Directions for this task -
Track down every line below that holds "refund" and copy it.

<<<<

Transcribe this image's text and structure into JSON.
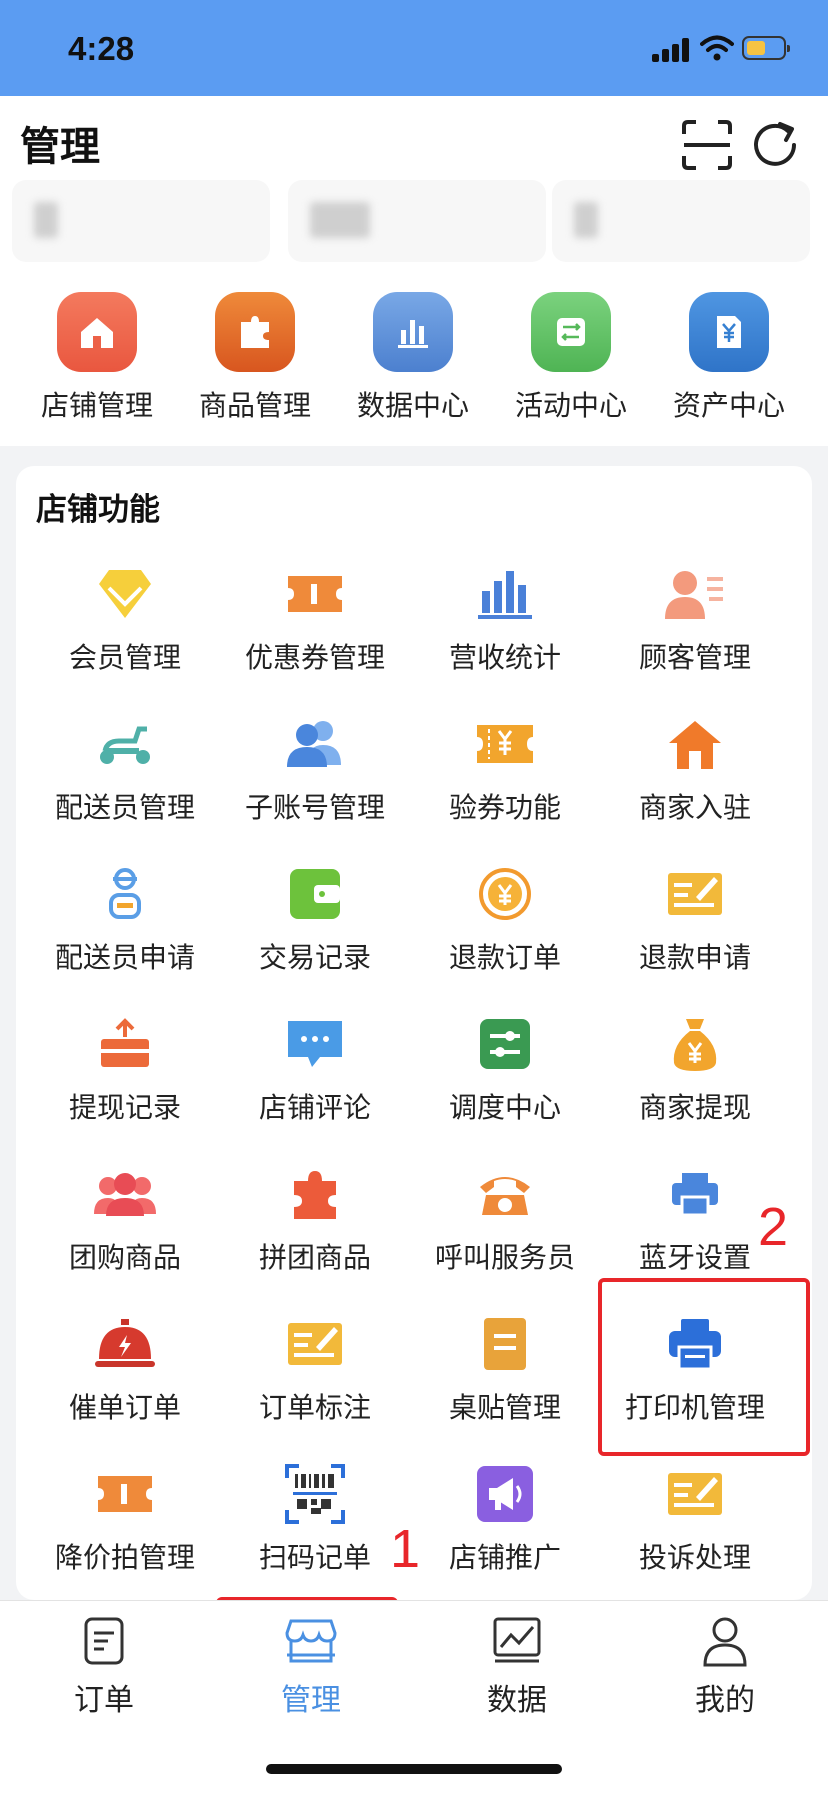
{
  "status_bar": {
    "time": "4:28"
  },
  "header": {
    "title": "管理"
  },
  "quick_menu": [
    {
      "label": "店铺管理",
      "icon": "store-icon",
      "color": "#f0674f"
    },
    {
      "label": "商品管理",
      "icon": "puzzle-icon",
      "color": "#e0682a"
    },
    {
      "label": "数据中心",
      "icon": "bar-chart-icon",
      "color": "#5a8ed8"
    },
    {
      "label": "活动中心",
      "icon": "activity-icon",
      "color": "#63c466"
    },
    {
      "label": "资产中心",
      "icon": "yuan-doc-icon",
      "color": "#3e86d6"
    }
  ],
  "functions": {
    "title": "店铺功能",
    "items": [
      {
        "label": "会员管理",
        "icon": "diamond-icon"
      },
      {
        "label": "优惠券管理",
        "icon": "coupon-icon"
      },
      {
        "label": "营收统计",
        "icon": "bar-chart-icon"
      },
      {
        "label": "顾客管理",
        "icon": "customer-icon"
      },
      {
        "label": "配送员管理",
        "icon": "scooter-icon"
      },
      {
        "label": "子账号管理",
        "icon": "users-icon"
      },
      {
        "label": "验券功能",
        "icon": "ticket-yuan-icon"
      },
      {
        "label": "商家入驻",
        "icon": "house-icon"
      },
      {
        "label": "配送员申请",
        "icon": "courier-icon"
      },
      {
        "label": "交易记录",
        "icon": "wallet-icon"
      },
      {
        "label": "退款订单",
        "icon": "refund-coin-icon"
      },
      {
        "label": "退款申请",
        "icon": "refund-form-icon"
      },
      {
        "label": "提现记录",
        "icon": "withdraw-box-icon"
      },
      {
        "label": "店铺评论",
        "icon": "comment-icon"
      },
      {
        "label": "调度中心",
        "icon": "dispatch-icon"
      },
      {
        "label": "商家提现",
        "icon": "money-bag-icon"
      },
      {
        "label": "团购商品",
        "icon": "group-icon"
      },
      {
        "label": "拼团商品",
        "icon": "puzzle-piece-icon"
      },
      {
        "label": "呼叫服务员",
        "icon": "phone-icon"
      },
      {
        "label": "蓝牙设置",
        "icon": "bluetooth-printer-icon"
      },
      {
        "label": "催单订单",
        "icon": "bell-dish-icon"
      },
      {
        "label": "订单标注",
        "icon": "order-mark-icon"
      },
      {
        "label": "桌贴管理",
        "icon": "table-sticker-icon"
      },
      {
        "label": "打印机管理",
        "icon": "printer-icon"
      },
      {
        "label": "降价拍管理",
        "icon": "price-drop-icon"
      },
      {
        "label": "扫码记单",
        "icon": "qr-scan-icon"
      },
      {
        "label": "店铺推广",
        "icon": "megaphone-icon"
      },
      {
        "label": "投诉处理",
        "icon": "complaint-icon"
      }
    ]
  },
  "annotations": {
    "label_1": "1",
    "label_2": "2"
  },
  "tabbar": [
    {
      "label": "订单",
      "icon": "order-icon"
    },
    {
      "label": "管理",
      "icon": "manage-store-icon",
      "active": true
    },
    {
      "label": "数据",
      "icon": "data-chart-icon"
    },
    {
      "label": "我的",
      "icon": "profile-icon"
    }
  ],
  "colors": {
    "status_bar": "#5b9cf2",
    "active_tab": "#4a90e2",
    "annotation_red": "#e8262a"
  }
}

>>>>
<<<<

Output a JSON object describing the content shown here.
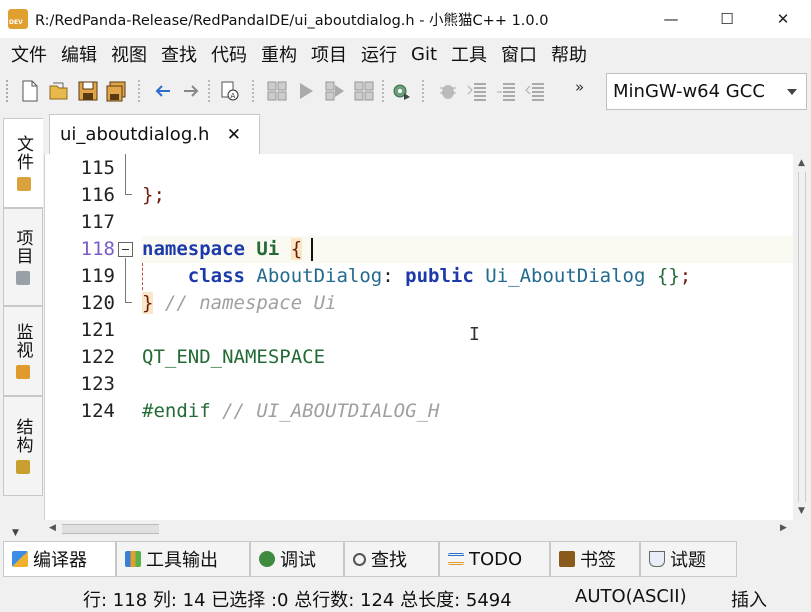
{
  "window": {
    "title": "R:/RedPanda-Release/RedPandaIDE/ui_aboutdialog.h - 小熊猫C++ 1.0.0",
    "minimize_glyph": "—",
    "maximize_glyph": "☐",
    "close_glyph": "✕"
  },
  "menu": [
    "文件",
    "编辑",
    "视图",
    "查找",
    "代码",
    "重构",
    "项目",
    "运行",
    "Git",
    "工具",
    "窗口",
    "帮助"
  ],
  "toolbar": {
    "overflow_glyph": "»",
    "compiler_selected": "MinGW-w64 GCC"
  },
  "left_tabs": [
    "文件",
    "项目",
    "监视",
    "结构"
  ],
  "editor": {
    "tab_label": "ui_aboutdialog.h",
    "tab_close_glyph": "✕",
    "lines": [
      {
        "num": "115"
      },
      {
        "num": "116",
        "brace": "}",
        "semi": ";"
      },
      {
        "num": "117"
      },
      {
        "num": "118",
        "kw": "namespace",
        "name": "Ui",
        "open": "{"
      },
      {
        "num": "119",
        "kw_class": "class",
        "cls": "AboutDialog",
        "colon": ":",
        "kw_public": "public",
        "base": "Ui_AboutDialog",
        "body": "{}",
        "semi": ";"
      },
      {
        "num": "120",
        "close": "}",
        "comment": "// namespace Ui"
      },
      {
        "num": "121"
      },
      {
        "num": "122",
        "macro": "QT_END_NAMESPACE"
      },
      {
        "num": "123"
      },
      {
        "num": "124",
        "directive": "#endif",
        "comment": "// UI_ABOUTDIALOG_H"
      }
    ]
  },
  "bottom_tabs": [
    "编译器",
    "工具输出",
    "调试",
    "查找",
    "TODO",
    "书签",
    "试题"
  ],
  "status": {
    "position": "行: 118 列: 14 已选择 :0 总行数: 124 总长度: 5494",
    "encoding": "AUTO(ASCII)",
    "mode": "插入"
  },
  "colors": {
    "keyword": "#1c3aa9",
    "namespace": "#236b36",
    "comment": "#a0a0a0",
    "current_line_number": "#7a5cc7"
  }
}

>>>>

Response -
        "icon": "refund-coin-icon"
        "icon": "refund-form-icon"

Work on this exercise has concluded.